SET PROBLEM => The records below must be written out exactly, with every picture left behind.

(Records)

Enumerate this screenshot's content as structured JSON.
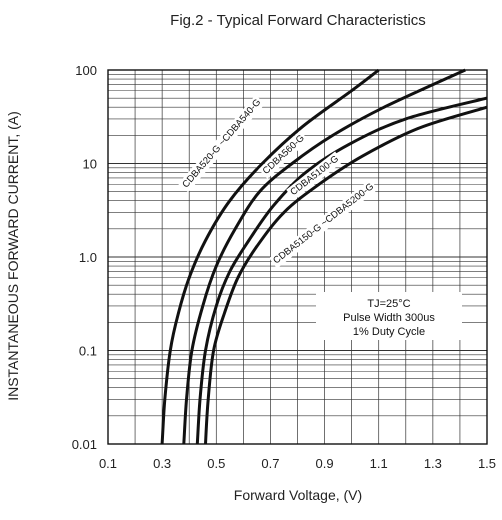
{
  "chart_data": {
    "type": "line",
    "title": "Fig.2 - Typical Forward Characteristics",
    "xlabel": "Forward Voltage, (V)",
    "ylabel": "INSTANTANEOUS FORWARD CURRENT, (A)",
    "xlim": [
      0.1,
      1.5
    ],
    "ylim": [
      0.01,
      100
    ],
    "yscale": "log",
    "grid": true,
    "x_ticks": [
      "0.1",
      "0.3",
      "0.5",
      "0.7",
      "0.9",
      "1.1",
      "1.3",
      "1.5"
    ],
    "y_ticks": [
      "0.01",
      "0.1",
      "1.0",
      "10",
      "100"
    ],
    "series": [
      {
        "name": "CDBA520-G ~CDBA540-G",
        "x": [
          0.3,
          0.31,
          0.33,
          0.36,
          0.4,
          0.46,
          0.55,
          0.67,
          0.82,
          1.0,
          1.1
        ],
        "y": [
          0.01,
          0.03,
          0.1,
          0.25,
          0.6,
          1.5,
          4,
          10,
          25,
          60,
          100
        ]
      },
      {
        "name": "CDBA560-G",
        "x": [
          0.38,
          0.39,
          0.41,
          0.45,
          0.5,
          0.57,
          0.66,
          0.78,
          0.93,
          1.12,
          1.42
        ],
        "y": [
          0.01,
          0.03,
          0.1,
          0.3,
          0.8,
          2,
          5,
          10,
          20,
          40,
          100
        ]
      },
      {
        "name": "CDBA5100-G",
        "x": [
          0.43,
          0.44,
          0.46,
          0.5,
          0.55,
          0.62,
          0.71,
          0.83,
          0.99,
          1.2,
          1.5
        ],
        "y": [
          0.01,
          0.03,
          0.1,
          0.3,
          0.7,
          1.5,
          3.5,
          8,
          16,
          30,
          50
        ]
      },
      {
        "name": "CDBA5150-G ~CDBA5200-G",
        "x": [
          0.46,
          0.47,
          0.49,
          0.53,
          0.58,
          0.65,
          0.75,
          0.88,
          1.04,
          1.25,
          1.5
        ],
        "y": [
          0.01,
          0.03,
          0.1,
          0.25,
          0.6,
          1.3,
          3,
          6,
          12,
          24,
          40
        ]
      }
    ],
    "annotation_lines": [
      "TJ=25°C",
      "Pulse Width 300us",
      "1% Duty Cycle"
    ]
  }
}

COMPLETE RESPONSE =>
Enumerate this screenshot's content as structured JSON.
{
  "chart_data": {
    "type": "line",
    "title": "Fig.2 - Typical Forward Characteristics",
    "xlabel": "Forward Voltage, (V)",
    "ylabel": "INSTANTANEOUS FORWARD CURRENT, (A)",
    "xlim": [
      0.1,
      1.5
    ],
    "ylim": [
      0.01,
      100
    ],
    "yscale": "log",
    "grid": true,
    "x_ticks": [
      "0.1",
      "0.3",
      "0.5",
      "0.7",
      "0.9",
      "1.1",
      "1.3",
      "1.5"
    ],
    "y_ticks": [
      "0.01",
      "0.1",
      "1.0",
      "10",
      "100"
    ],
    "series": [
      {
        "name": "CDBA520-G ~CDBA540-G",
        "x": [
          0.3,
          0.31,
          0.33,
          0.36,
          0.4,
          0.46,
          0.55,
          0.67,
          0.82,
          1.0,
          1.1
        ],
        "y": [
          0.01,
          0.03,
          0.1,
          0.25,
          0.6,
          1.5,
          4,
          10,
          25,
          60,
          100
        ]
      },
      {
        "name": "CDBA560-G",
        "x": [
          0.38,
          0.39,
          0.41,
          0.45,
          0.5,
          0.57,
          0.66,
          0.78,
          0.93,
          1.12,
          1.42
        ],
        "y": [
          0.01,
          0.03,
          0.1,
          0.3,
          0.8,
          2,
          5,
          10,
          20,
          40,
          100
        ]
      },
      {
        "name": "CDBA5100-G",
        "x": [
          0.43,
          0.44,
          0.46,
          0.5,
          0.55,
          0.62,
          0.71,
          0.83,
          0.99,
          1.2,
          1.5
        ],
        "y": [
          0.01,
          0.03,
          0.1,
          0.3,
          0.7,
          1.5,
          3.5,
          8,
          16,
          30,
          50
        ]
      },
      {
        "name": "CDBA5150-G ~CDBA5200-G",
        "x": [
          0.46,
          0.47,
          0.49,
          0.53,
          0.58,
          0.65,
          0.75,
          0.88,
          1.04,
          1.25,
          1.5
        ],
        "y": [
          0.01,
          0.03,
          0.1,
          0.25,
          0.6,
          1.3,
          3,
          6,
          12,
          24,
          40
        ]
      }
    ],
    "annotation_lines": [
      "TJ=25°C",
      "Pulse Width 300us",
      "1% Duty Cycle"
    ]
  }
}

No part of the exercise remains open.